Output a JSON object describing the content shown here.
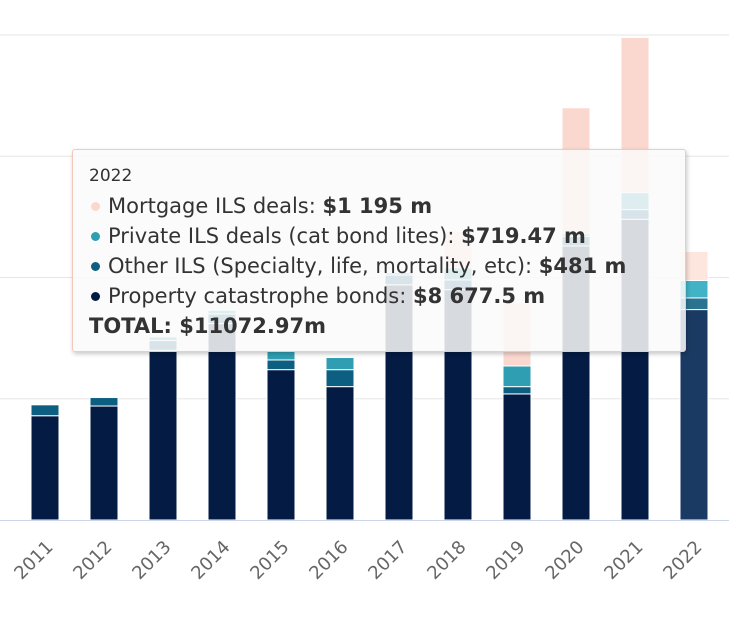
{
  "chart_data": {
    "type": "bar",
    "stacked": true,
    "categories": [
      "2011",
      "2012",
      "2013",
      "2014",
      "2015",
      "2016",
      "2017",
      "2018",
      "2019",
      "2020",
      "2021",
      "2022"
    ],
    "series": [
      {
        "name": "Property catastrophe bonds",
        "color": "#041c44",
        "values": [
          4300,
          4700,
          7000,
          8100,
          6200,
          5500,
          9700,
          9500,
          5200,
          11300,
          12400,
          8677.5
        ]
      },
      {
        "name": "Other ILS (Specialty, life, mortality, etc)",
        "color": "#0d5f82",
        "values": [
          450,
          350,
          400,
          400,
          400,
          700,
          400,
          400,
          300,
          400,
          400,
          481
        ]
      },
      {
        "name": "Private ILS deals (cat bond lites)",
        "color": "#2f9eb2",
        "values": [
          0,
          0,
          150,
          150,
          350,
          500,
          100,
          500,
          850,
          100,
          700,
          719.47
        ]
      },
      {
        "name": "Mortgage ILS deals",
        "color": "#fad8cf",
        "values": [
          0,
          0,
          0,
          0,
          0,
          0,
          0,
          1500,
          2600,
          5200,
          6400,
          1195
        ]
      }
    ],
    "ylim": [
      0,
      20000
    ],
    "grid": true,
    "highlighted_category": "2022"
  },
  "tooltip": {
    "title": "2022",
    "rows": [
      {
        "label": "Mortgage ILS deals: ",
        "value": "$1 195 m",
        "color": "#fad8cf"
      },
      {
        "label": "Private ILS deals (cat bond lites): ",
        "value": "$719.47 m",
        "color": "#2f9eb2"
      },
      {
        "label": "Other ILS (Specialty, life, mortality, etc): ",
        "value": "$481 m",
        "color": "#0d5f82"
      },
      {
        "label": "Property catastrophe bonds: ",
        "value": "$8 677.5 m",
        "color": "#041c44"
      }
    ],
    "total": "TOTAL: $11072.97m"
  }
}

◇ ◇ ◇

## [Aim of the exercise]
Transcribe the whole listing, character for character, but not its images.

## [Worked solution]
Output a JSON object describing the content shown here.
{
  "chart_data": {
    "type": "bar",
    "stacked": true,
    "categories": [
      "2011",
      "2012",
      "2013",
      "2014",
      "2015",
      "2016",
      "2017",
      "2018",
      "2019",
      "2020",
      "2021",
      "2022"
    ],
    "series": [
      {
        "name": "Property catastrophe bonds",
        "color": "#041c44",
        "values": [
          4300,
          4700,
          7000,
          8100,
          6200,
          5500,
          9700,
          9500,
          5200,
          11300,
          12400,
          8677.5
        ]
      },
      {
        "name": "Other ILS (Specialty, life, mortality, etc)",
        "color": "#0d5f82",
        "values": [
          450,
          350,
          400,
          400,
          400,
          700,
          400,
          400,
          300,
          400,
          400,
          481
        ]
      },
      {
        "name": "Private ILS deals (cat bond lites)",
        "color": "#2f9eb2",
        "values": [
          0,
          0,
          150,
          150,
          350,
          500,
          100,
          500,
          850,
          100,
          700,
          719.47
        ]
      },
      {
        "name": "Mortgage ILS deals",
        "color": "#fad8cf",
        "values": [
          0,
          0,
          0,
          0,
          0,
          0,
          0,
          1500,
          2600,
          5200,
          6400,
          1195
        ]
      }
    ],
    "ylim": [
      0,
      20000
    ],
    "grid": true,
    "highlighted_category": "2022"
  },
  "tooltip": {
    "title": "2022",
    "rows": [
      {
        "label": "Mortgage ILS deals: ",
        "value": "$1 195 m",
        "color": "#fad8cf"
      },
      {
        "label": "Private ILS deals (cat bond lites): ",
        "value": "$719.47 m",
        "color": "#2f9eb2"
      },
      {
        "label": "Other ILS (Specialty, life, mortality, etc): ",
        "value": "$481 m",
        "color": "#0d5f82"
      },
      {
        "label": "Property catastrophe bonds: ",
        "value": "$8 677.5 m",
        "color": "#041c44"
      }
    ],
    "total": "TOTAL: $11072.97m"
  }
}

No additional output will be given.